### Challenge
Extract each record and reproduce it exactly.

Dataset rows about figures

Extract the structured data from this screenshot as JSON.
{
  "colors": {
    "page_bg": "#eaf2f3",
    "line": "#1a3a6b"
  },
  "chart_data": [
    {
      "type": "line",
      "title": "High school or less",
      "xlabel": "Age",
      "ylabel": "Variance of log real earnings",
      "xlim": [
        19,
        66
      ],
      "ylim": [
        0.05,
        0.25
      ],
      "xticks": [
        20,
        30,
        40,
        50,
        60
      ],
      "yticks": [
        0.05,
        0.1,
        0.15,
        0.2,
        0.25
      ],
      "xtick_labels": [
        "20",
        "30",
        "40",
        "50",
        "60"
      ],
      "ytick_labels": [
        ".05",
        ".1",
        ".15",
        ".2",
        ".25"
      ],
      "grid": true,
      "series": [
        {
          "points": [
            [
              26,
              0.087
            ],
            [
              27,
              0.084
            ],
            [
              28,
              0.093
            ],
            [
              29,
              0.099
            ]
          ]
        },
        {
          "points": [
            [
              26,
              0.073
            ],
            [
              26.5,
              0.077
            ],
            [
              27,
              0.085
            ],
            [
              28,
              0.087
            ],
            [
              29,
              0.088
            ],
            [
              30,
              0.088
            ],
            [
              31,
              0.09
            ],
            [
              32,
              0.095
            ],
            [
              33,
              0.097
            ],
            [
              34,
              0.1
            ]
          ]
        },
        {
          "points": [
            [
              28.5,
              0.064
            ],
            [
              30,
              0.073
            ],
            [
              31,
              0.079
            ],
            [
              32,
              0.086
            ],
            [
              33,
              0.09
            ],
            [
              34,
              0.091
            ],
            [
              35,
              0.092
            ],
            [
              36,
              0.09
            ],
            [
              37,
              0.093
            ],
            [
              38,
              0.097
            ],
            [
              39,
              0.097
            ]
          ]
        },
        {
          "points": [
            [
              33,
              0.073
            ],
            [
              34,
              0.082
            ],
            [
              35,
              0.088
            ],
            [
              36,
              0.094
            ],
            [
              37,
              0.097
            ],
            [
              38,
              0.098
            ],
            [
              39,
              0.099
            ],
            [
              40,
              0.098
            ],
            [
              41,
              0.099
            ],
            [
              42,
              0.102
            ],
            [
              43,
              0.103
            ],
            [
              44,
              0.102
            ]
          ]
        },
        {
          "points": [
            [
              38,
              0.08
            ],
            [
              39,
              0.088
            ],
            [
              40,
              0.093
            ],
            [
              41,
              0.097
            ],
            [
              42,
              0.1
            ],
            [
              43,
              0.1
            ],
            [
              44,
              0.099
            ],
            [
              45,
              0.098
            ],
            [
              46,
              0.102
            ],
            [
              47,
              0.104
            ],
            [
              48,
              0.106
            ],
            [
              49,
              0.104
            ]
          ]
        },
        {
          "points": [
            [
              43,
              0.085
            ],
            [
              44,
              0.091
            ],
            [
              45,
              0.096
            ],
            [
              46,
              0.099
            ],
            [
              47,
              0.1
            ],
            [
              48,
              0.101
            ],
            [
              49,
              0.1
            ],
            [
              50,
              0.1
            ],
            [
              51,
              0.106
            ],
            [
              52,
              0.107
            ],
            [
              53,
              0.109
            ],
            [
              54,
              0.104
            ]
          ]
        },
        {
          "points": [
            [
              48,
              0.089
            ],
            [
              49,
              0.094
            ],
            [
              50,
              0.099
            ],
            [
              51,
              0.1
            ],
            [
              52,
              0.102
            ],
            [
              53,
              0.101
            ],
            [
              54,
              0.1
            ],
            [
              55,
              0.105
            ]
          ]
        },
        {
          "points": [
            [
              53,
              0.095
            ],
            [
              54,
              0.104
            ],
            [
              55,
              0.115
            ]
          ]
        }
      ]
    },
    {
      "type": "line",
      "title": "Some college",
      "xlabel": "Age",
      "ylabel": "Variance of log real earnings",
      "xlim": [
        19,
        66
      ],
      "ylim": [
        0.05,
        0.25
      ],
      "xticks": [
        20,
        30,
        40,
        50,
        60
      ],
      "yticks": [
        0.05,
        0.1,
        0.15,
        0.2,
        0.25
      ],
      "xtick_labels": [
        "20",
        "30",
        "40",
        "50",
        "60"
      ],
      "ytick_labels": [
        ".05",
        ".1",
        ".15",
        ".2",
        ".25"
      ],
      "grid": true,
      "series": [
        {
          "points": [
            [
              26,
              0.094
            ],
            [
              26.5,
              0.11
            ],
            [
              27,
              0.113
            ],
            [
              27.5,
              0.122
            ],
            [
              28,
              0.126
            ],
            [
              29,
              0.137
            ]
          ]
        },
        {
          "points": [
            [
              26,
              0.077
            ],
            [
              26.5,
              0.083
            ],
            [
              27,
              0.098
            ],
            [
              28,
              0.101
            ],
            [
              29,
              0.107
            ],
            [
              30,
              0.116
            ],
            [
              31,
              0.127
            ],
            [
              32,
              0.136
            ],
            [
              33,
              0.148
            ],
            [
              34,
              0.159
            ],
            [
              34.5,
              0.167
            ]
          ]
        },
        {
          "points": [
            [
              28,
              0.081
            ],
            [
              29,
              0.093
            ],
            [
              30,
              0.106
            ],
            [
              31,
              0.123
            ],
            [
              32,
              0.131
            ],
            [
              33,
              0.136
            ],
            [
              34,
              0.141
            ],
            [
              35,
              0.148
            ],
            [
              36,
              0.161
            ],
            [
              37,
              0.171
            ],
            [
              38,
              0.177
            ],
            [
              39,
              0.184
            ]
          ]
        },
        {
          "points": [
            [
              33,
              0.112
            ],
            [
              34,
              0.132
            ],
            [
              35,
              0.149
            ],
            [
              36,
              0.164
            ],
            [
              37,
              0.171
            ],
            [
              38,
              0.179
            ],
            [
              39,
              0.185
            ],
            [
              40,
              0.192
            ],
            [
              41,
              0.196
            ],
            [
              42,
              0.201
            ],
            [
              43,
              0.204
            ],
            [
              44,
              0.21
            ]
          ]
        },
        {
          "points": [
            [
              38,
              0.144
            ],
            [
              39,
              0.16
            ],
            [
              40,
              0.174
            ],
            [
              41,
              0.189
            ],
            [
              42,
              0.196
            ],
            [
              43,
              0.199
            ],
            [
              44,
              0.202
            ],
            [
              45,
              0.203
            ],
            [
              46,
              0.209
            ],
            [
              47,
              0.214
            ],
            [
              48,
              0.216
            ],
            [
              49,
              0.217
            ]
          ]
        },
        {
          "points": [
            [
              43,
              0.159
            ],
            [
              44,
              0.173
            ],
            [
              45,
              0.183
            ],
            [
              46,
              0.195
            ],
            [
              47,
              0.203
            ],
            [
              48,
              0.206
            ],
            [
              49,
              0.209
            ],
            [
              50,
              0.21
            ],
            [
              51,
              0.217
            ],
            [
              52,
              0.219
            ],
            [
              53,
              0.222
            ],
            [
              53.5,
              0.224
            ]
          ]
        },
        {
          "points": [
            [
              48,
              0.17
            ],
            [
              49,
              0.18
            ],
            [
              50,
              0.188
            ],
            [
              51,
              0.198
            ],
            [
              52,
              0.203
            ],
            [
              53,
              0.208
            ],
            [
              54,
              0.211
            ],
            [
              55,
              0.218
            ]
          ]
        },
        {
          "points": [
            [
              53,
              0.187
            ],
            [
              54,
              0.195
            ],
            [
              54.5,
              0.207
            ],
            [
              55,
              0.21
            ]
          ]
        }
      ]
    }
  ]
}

### Solution to the problem
Extract the structured data from this screenshot as JSON.
{
  "colors": {
    "page_bg": "#eaf2f3",
    "line": "#1a3a6b"
  },
  "chart_data": [
    {
      "type": "line",
      "title": "High school or less",
      "xlabel": "Age",
      "ylabel": "Variance of log real earnings",
      "xlim": [
        19,
        66
      ],
      "ylim": [
        0.05,
        0.25
      ],
      "xticks": [
        20,
        30,
        40,
        50,
        60
      ],
      "yticks": [
        0.05,
        0.1,
        0.15,
        0.2,
        0.25
      ],
      "xtick_labels": [
        "20",
        "30",
        "40",
        "50",
        "60"
      ],
      "ytick_labels": [
        ".05",
        ".1",
        ".15",
        ".2",
        ".25"
      ],
      "grid": true,
      "series": [
        {
          "points": [
            [
              26,
              0.087
            ],
            [
              27,
              0.084
            ],
            [
              28,
              0.093
            ],
            [
              29,
              0.099
            ]
          ]
        },
        {
          "points": [
            [
              26,
              0.073
            ],
            [
              26.5,
              0.077
            ],
            [
              27,
              0.085
            ],
            [
              28,
              0.087
            ],
            [
              29,
              0.088
            ],
            [
              30,
              0.088
            ],
            [
              31,
              0.09
            ],
            [
              32,
              0.095
            ],
            [
              33,
              0.097
            ],
            [
              34,
              0.1
            ]
          ]
        },
        {
          "points": [
            [
              28.5,
              0.064
            ],
            [
              30,
              0.073
            ],
            [
              31,
              0.079
            ],
            [
              32,
              0.086
            ],
            [
              33,
              0.09
            ],
            [
              34,
              0.091
            ],
            [
              35,
              0.092
            ],
            [
              36,
              0.09
            ],
            [
              37,
              0.093
            ],
            [
              38,
              0.097
            ],
            [
              39,
              0.097
            ]
          ]
        },
        {
          "points": [
            [
              33,
              0.073
            ],
            [
              34,
              0.082
            ],
            [
              35,
              0.088
            ],
            [
              36,
              0.094
            ],
            [
              37,
              0.097
            ],
            [
              38,
              0.098
            ],
            [
              39,
              0.099
            ],
            [
              40,
              0.098
            ],
            [
              41,
              0.099
            ],
            [
              42,
              0.102
            ],
            [
              43,
              0.103
            ],
            [
              44,
              0.102
            ]
          ]
        },
        {
          "points": [
            [
              38,
              0.08
            ],
            [
              39,
              0.088
            ],
            [
              40,
              0.093
            ],
            [
              41,
              0.097
            ],
            [
              42,
              0.1
            ],
            [
              43,
              0.1
            ],
            [
              44,
              0.099
            ],
            [
              45,
              0.098
            ],
            [
              46,
              0.102
            ],
            [
              47,
              0.104
            ],
            [
              48,
              0.106
            ],
            [
              49,
              0.104
            ]
          ]
        },
        {
          "points": [
            [
              43,
              0.085
            ],
            [
              44,
              0.091
            ],
            [
              45,
              0.096
            ],
            [
              46,
              0.099
            ],
            [
              47,
              0.1
            ],
            [
              48,
              0.101
            ],
            [
              49,
              0.1
            ],
            [
              50,
              0.1
            ],
            [
              51,
              0.106
            ],
            [
              52,
              0.107
            ],
            [
              53,
              0.109
            ],
            [
              54,
              0.104
            ]
          ]
        },
        {
          "points": [
            [
              48,
              0.089
            ],
            [
              49,
              0.094
            ],
            [
              50,
              0.099
            ],
            [
              51,
              0.1
            ],
            [
              52,
              0.102
            ],
            [
              53,
              0.101
            ],
            [
              54,
              0.1
            ],
            [
              55,
              0.105
            ]
          ]
        },
        {
          "points": [
            [
              53,
              0.095
            ],
            [
              54,
              0.104
            ],
            [
              55,
              0.115
            ]
          ]
        }
      ]
    },
    {
      "type": "line",
      "title": "Some college",
      "xlabel": "Age",
      "ylabel": "Variance of log real earnings",
      "xlim": [
        19,
        66
      ],
      "ylim": [
        0.05,
        0.25
      ],
      "xticks": [
        20,
        30,
        40,
        50,
        60
      ],
      "yticks": [
        0.05,
        0.1,
        0.15,
        0.2,
        0.25
      ],
      "xtick_labels": [
        "20",
        "30",
        "40",
        "50",
        "60"
      ],
      "ytick_labels": [
        ".05",
        ".1",
        ".15",
        ".2",
        ".25"
      ],
      "grid": true,
      "series": [
        {
          "points": [
            [
              26,
              0.094
            ],
            [
              26.5,
              0.11
            ],
            [
              27,
              0.113
            ],
            [
              27.5,
              0.122
            ],
            [
              28,
              0.126
            ],
            [
              29,
              0.137
            ]
          ]
        },
        {
          "points": [
            [
              26,
              0.077
            ],
            [
              26.5,
              0.083
            ],
            [
              27,
              0.098
            ],
            [
              28,
              0.101
            ],
            [
              29,
              0.107
            ],
            [
              30,
              0.116
            ],
            [
              31,
              0.127
            ],
            [
              32,
              0.136
            ],
            [
              33,
              0.148
            ],
            [
              34,
              0.159
            ],
            [
              34.5,
              0.167
            ]
          ]
        },
        {
          "points": [
            [
              28,
              0.081
            ],
            [
              29,
              0.093
            ],
            [
              30,
              0.106
            ],
            [
              31,
              0.123
            ],
            [
              32,
              0.131
            ],
            [
              33,
              0.136
            ],
            [
              34,
              0.141
            ],
            [
              35,
              0.148
            ],
            [
              36,
              0.161
            ],
            [
              37,
              0.171
            ],
            [
              38,
              0.177
            ],
            [
              39,
              0.184
            ]
          ]
        },
        {
          "points": [
            [
              33,
              0.112
            ],
            [
              34,
              0.132
            ],
            [
              35,
              0.149
            ],
            [
              36,
              0.164
            ],
            [
              37,
              0.171
            ],
            [
              38,
              0.179
            ],
            [
              39,
              0.185
            ],
            [
              40,
              0.192
            ],
            [
              41,
              0.196
            ],
            [
              42,
              0.201
            ],
            [
              43,
              0.204
            ],
            [
              44,
              0.21
            ]
          ]
        },
        {
          "points": [
            [
              38,
              0.144
            ],
            [
              39,
              0.16
            ],
            [
              40,
              0.174
            ],
            [
              41,
              0.189
            ],
            [
              42,
              0.196
            ],
            [
              43,
              0.199
            ],
            [
              44,
              0.202
            ],
            [
              45,
              0.203
            ],
            [
              46,
              0.209
            ],
            [
              47,
              0.214
            ],
            [
              48,
              0.216
            ],
            [
              49,
              0.217
            ]
          ]
        },
        {
          "points": [
            [
              43,
              0.159
            ],
            [
              44,
              0.173
            ],
            [
              45,
              0.183
            ],
            [
              46,
              0.195
            ],
            [
              47,
              0.203
            ],
            [
              48,
              0.206
            ],
            [
              49,
              0.209
            ],
            [
              50,
              0.21
            ],
            [
              51,
              0.217
            ],
            [
              52,
              0.219
            ],
            [
              53,
              0.222
            ],
            [
              53.5,
              0.224
            ]
          ]
        },
        {
          "points": [
            [
              48,
              0.17
            ],
            [
              49,
              0.18
            ],
            [
              50,
              0.188
            ],
            [
              51,
              0.198
            ],
            [
              52,
              0.203
            ],
            [
              53,
              0.208
            ],
            [
              54,
              0.211
            ],
            [
              55,
              0.218
            ]
          ]
        },
        {
          "points": [
            [
              53,
              0.187
            ],
            [
              54,
              0.195
            ],
            [
              54.5,
              0.207
            ],
            [
              55,
              0.21
            ]
          ]
        }
      ]
    }
  ]
}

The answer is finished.